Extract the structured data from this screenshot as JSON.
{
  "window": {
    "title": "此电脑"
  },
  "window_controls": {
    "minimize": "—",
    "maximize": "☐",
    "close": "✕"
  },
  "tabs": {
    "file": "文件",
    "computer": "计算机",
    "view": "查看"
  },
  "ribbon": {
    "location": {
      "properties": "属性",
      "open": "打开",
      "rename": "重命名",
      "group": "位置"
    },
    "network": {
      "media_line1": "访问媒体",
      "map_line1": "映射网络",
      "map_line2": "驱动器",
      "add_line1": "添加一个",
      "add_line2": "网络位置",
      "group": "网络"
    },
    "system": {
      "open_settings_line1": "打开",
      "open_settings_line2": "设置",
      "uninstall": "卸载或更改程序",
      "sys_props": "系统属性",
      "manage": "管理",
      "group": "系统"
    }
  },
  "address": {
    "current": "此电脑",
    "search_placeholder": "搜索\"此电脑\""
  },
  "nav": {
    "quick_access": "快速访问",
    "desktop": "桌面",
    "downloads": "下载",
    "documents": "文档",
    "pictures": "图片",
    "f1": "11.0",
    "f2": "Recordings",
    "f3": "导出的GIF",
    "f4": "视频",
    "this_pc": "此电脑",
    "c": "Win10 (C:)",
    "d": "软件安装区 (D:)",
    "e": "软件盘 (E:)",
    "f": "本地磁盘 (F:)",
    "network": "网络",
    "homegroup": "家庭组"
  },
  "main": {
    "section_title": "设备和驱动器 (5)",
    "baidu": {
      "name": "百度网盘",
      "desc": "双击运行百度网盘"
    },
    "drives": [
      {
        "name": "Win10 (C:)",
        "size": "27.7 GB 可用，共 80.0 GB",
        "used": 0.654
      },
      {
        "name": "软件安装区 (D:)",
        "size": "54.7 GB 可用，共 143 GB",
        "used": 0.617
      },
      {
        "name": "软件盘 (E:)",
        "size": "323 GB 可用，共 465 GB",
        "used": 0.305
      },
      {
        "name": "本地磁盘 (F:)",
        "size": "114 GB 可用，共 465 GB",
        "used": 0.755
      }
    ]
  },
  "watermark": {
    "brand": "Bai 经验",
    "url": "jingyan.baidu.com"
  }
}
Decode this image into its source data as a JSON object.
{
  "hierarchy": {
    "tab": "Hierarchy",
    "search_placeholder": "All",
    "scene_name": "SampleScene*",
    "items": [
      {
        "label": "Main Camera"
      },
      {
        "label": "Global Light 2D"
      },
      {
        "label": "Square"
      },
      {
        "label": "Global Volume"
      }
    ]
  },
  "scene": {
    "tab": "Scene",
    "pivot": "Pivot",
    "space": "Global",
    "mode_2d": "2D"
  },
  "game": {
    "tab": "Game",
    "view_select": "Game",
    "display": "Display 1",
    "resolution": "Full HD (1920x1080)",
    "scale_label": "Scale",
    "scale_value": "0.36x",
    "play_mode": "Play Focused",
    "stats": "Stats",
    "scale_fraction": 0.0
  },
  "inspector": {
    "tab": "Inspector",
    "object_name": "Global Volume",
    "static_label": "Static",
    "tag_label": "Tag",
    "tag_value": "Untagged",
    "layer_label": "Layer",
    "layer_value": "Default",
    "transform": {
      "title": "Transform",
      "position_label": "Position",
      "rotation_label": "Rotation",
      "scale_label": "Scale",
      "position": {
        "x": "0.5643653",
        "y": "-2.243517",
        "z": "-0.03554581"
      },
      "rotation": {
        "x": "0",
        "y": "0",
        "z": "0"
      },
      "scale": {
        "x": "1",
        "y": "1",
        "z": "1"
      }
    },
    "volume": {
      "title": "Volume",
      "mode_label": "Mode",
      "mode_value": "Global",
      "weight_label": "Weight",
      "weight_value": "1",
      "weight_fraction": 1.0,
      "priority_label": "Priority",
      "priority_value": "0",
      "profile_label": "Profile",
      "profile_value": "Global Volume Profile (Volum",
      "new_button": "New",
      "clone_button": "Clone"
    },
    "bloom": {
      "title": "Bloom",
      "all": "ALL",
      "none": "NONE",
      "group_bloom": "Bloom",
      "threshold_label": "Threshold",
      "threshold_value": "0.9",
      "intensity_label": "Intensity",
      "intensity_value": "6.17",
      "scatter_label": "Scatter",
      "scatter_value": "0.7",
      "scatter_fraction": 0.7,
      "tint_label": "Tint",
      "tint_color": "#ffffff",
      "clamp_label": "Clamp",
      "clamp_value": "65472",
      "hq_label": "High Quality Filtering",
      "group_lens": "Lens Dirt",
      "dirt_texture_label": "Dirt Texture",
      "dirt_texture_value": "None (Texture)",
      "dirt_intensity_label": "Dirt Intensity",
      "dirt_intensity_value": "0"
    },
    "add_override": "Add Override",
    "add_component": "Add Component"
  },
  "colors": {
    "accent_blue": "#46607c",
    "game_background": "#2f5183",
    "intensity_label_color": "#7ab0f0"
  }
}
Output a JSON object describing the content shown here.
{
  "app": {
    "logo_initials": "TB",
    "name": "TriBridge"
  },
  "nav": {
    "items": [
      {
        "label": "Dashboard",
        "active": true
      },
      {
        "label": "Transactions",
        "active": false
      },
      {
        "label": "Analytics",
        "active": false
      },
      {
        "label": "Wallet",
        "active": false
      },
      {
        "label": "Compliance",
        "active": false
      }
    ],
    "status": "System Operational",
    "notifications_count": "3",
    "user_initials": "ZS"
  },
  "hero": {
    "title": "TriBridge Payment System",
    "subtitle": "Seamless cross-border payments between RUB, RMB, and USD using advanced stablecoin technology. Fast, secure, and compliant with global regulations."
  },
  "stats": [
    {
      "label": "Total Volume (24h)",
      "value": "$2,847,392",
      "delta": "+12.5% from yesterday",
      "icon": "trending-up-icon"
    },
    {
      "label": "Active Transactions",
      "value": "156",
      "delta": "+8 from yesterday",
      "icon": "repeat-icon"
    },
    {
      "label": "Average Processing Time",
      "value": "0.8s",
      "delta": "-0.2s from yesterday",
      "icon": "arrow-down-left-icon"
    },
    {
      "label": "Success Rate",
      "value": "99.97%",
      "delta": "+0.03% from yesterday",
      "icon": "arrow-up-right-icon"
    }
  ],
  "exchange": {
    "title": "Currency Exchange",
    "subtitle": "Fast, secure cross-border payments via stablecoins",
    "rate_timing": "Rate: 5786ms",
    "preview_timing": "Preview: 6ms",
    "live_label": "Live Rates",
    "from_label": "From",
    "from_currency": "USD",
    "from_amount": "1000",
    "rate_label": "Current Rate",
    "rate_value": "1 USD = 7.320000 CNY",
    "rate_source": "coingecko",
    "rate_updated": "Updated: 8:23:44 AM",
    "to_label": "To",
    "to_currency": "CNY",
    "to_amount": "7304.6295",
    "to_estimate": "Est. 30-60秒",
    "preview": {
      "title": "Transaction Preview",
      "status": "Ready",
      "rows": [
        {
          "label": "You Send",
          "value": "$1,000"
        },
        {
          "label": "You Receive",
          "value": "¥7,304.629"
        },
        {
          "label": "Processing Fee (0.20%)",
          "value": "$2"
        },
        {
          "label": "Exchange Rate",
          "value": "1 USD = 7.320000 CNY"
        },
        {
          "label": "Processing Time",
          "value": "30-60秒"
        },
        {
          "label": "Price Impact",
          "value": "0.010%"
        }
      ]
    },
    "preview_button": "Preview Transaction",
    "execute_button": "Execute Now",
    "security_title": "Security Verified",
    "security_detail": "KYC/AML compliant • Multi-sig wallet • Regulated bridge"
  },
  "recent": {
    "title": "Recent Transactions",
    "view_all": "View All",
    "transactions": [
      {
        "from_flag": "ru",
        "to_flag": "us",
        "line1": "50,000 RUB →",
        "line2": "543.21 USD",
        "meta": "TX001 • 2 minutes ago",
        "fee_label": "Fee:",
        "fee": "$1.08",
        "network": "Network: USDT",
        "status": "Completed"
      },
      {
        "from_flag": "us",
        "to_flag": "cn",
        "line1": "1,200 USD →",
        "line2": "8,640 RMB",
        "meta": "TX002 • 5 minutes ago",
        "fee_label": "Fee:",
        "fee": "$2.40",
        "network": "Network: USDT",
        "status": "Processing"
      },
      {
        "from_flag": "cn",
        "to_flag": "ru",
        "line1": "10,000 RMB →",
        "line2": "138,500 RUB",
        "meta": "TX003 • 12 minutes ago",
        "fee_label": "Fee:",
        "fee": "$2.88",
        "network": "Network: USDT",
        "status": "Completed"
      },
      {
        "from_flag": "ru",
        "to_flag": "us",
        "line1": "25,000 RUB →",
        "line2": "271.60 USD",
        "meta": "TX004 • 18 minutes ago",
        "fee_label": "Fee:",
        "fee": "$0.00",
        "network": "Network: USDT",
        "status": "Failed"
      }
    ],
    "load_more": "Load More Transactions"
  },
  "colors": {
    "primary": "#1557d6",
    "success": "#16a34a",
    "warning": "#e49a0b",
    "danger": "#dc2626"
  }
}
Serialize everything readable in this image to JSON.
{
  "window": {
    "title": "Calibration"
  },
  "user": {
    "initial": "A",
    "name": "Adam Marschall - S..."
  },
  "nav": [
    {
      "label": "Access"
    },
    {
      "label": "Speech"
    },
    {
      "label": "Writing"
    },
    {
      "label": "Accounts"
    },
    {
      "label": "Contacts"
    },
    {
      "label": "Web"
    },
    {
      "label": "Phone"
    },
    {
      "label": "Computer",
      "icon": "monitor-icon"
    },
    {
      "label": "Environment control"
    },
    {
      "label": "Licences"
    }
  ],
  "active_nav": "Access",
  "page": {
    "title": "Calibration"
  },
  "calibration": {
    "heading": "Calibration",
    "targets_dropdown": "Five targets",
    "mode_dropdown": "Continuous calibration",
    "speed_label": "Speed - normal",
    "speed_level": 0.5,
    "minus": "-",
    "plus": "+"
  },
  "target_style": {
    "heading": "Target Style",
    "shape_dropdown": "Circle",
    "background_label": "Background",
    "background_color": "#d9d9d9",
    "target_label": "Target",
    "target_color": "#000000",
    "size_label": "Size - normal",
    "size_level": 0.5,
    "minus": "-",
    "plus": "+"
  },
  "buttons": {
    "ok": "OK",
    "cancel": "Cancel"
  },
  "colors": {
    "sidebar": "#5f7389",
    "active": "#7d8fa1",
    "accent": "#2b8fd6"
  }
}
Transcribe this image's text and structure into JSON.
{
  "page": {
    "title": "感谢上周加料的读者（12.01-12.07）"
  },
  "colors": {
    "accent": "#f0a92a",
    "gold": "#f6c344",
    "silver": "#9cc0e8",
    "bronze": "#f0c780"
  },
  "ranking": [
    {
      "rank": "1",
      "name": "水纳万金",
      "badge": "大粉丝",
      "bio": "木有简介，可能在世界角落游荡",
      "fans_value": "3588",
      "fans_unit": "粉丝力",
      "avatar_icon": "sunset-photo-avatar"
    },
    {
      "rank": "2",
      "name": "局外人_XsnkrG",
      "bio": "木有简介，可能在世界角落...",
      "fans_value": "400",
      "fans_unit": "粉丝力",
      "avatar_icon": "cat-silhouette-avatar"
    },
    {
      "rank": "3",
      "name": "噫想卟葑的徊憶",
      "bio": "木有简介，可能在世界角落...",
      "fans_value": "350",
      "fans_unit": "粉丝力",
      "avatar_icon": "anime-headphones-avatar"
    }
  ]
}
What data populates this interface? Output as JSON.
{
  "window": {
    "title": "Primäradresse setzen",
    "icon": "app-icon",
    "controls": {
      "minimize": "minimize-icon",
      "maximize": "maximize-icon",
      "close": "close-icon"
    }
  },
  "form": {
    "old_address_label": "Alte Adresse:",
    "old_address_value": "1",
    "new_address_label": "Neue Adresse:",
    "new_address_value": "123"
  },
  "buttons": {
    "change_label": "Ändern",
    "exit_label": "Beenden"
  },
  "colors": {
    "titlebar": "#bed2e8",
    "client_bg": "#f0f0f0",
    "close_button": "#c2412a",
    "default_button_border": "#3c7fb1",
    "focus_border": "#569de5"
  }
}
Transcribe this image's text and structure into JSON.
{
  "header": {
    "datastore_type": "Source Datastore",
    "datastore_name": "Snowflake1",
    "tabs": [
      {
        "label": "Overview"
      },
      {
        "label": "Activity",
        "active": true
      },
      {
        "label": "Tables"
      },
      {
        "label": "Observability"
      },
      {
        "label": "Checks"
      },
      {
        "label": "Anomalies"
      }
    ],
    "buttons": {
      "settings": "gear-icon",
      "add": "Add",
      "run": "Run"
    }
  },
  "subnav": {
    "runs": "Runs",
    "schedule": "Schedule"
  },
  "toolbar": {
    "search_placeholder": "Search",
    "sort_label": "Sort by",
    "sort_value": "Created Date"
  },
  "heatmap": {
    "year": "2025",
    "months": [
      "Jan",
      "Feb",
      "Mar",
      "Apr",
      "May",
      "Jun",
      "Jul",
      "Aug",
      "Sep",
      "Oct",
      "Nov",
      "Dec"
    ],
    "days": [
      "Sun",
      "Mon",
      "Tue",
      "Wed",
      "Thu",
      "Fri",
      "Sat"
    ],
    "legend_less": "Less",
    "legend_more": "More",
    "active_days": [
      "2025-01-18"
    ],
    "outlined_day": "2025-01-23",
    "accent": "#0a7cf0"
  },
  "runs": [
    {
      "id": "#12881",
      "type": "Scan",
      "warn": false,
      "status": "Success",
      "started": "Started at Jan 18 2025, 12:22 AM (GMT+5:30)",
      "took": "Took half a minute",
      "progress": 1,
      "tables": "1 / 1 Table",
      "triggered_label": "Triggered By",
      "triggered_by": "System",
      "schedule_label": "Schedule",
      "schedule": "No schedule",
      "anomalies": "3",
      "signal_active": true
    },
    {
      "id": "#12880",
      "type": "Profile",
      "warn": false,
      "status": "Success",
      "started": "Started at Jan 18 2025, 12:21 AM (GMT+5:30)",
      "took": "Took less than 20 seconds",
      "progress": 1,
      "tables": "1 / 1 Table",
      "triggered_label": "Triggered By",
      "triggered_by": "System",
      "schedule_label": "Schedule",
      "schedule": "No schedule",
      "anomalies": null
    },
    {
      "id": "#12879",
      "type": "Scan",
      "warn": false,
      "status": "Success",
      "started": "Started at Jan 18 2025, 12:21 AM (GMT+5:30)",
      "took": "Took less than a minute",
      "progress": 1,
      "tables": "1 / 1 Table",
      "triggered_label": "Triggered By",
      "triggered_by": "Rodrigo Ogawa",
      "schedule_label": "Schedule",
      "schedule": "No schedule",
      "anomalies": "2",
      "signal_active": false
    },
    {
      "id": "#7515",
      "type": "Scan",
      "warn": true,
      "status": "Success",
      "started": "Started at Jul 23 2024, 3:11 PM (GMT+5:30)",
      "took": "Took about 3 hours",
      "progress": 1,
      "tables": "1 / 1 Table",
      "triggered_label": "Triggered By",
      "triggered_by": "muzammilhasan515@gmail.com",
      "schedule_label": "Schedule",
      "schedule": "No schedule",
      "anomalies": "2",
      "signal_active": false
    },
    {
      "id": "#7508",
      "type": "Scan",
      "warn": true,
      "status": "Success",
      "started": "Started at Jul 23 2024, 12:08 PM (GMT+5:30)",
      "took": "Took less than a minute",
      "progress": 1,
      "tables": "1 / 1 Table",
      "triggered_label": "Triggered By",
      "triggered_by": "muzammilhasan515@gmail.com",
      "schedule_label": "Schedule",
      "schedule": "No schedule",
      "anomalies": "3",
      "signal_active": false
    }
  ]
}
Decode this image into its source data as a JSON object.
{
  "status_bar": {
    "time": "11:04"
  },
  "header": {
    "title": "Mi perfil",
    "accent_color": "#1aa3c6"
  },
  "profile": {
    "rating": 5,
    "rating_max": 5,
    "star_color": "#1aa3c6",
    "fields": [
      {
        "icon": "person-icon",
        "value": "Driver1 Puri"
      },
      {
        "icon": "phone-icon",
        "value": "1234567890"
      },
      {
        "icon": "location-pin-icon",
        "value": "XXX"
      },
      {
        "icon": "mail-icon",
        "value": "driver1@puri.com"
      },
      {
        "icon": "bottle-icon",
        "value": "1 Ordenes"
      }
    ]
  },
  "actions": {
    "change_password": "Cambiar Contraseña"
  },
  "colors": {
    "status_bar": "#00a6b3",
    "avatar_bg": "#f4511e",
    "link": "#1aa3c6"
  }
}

━━━

§ **What the task asks**: Where a line holds "heading", copy that line.

§ **Exercise result**:
    "heading": "Calibration",
    "heading": "Target Style",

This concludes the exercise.